- _TASK DESCRIPTION_:
Copy, from the entries below, each line where the word "Divorce" can be found.
^^^^^^^^
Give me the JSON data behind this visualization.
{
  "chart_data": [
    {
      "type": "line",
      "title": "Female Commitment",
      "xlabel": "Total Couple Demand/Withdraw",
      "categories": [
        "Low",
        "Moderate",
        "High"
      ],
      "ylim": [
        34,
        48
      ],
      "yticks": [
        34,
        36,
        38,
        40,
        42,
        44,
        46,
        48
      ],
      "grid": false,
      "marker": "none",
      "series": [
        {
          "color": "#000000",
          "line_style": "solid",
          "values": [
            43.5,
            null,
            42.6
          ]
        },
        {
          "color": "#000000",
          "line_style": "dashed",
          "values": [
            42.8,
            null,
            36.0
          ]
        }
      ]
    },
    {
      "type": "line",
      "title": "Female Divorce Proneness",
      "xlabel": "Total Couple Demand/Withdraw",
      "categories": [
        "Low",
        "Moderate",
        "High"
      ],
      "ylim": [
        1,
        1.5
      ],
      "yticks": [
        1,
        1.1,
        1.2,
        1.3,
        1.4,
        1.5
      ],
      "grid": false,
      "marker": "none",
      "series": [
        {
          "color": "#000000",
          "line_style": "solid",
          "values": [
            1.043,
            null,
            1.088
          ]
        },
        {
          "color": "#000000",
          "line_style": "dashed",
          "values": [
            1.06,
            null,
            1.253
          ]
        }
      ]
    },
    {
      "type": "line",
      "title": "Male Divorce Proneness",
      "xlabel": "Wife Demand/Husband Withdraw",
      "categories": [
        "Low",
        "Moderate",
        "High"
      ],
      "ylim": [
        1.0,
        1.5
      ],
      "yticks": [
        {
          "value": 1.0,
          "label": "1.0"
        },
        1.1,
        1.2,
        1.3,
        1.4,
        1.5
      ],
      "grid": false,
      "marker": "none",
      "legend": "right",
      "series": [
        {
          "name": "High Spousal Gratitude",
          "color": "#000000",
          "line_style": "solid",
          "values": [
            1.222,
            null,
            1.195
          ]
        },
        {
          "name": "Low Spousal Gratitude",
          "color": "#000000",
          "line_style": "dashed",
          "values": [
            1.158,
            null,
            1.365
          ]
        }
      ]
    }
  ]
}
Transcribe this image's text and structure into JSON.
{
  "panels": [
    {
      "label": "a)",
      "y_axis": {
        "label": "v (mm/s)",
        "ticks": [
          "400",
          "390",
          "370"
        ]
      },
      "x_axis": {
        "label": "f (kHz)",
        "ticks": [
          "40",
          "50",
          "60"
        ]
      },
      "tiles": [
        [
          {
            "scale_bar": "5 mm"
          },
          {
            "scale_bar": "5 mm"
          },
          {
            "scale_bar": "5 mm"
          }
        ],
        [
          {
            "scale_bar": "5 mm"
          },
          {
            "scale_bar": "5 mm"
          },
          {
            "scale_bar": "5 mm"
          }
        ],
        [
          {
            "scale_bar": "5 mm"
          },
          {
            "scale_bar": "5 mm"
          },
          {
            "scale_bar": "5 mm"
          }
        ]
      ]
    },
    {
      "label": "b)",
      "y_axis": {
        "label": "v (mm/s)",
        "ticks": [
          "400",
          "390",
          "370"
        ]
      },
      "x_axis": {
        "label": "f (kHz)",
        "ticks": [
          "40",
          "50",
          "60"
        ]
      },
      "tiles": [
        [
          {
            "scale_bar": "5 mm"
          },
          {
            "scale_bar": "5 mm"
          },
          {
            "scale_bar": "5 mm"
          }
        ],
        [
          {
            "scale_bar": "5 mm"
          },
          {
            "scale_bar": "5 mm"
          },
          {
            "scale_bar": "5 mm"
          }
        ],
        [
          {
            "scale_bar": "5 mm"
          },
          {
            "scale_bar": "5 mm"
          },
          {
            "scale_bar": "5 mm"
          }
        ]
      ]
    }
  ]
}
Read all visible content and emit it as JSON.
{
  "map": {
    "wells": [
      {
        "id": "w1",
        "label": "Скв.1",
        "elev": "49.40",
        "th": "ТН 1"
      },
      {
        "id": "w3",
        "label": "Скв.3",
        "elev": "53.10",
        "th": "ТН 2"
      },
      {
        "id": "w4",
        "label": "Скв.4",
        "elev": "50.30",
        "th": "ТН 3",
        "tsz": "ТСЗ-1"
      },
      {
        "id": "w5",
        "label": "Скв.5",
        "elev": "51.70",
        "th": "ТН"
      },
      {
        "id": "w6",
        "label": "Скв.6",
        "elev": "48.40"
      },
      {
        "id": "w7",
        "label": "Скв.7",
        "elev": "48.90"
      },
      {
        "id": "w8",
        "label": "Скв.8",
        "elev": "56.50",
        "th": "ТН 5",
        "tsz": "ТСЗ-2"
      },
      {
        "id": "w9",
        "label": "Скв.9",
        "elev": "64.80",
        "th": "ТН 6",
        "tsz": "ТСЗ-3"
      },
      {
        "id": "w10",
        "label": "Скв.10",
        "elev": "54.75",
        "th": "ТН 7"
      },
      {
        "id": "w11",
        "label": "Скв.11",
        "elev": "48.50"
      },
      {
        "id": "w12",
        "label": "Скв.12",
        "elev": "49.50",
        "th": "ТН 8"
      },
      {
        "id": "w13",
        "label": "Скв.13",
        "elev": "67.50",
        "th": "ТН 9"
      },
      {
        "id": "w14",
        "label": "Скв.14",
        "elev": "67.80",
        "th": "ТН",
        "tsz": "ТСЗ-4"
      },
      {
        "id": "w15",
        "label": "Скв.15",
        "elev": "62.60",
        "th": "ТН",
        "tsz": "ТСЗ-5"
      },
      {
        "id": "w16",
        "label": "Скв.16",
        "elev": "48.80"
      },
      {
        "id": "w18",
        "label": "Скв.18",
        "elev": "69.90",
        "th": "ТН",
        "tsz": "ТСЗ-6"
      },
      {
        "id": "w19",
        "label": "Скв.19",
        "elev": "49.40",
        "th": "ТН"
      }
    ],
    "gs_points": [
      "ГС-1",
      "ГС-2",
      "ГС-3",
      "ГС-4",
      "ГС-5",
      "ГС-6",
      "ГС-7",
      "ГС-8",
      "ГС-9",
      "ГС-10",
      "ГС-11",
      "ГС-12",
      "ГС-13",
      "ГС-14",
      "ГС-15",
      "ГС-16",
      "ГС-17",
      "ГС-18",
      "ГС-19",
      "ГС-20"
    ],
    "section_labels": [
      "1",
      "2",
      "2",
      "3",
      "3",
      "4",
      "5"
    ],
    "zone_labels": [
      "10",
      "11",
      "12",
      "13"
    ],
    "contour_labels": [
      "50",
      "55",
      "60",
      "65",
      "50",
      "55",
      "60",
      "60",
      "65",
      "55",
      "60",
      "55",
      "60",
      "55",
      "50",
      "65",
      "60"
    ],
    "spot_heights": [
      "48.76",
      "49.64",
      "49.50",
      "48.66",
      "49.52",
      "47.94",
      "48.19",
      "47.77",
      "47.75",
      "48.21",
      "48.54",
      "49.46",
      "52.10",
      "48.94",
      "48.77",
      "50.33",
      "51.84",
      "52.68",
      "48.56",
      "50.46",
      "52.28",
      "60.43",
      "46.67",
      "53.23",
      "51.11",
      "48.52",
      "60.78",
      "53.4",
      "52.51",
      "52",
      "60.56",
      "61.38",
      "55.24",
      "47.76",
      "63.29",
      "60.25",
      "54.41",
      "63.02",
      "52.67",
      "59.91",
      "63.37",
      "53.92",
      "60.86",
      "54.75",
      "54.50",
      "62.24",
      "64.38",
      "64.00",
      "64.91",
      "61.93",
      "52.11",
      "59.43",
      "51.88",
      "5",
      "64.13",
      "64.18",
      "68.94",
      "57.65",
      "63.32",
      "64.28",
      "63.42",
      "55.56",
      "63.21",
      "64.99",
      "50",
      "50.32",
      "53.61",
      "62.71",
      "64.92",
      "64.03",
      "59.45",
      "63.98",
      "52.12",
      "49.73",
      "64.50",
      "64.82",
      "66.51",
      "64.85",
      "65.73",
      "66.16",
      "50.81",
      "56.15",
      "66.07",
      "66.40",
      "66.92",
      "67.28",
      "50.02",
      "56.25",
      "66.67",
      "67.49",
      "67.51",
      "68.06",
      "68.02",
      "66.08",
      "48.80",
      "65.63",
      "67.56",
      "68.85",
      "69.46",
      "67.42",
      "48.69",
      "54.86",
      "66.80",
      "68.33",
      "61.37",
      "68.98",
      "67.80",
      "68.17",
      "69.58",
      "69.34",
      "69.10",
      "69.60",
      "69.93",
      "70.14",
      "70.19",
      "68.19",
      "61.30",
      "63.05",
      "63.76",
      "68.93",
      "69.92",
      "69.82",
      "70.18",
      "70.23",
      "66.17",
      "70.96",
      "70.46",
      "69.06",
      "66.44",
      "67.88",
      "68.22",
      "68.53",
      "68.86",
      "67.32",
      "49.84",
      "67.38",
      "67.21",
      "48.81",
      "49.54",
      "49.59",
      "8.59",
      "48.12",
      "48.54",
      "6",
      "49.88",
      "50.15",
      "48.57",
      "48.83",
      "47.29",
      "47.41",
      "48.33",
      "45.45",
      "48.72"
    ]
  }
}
^^^^^^^^
- _THE RESPONSE_:
      "title": "Female Divorce Proneness",
      "title": "Male Divorce Proneness",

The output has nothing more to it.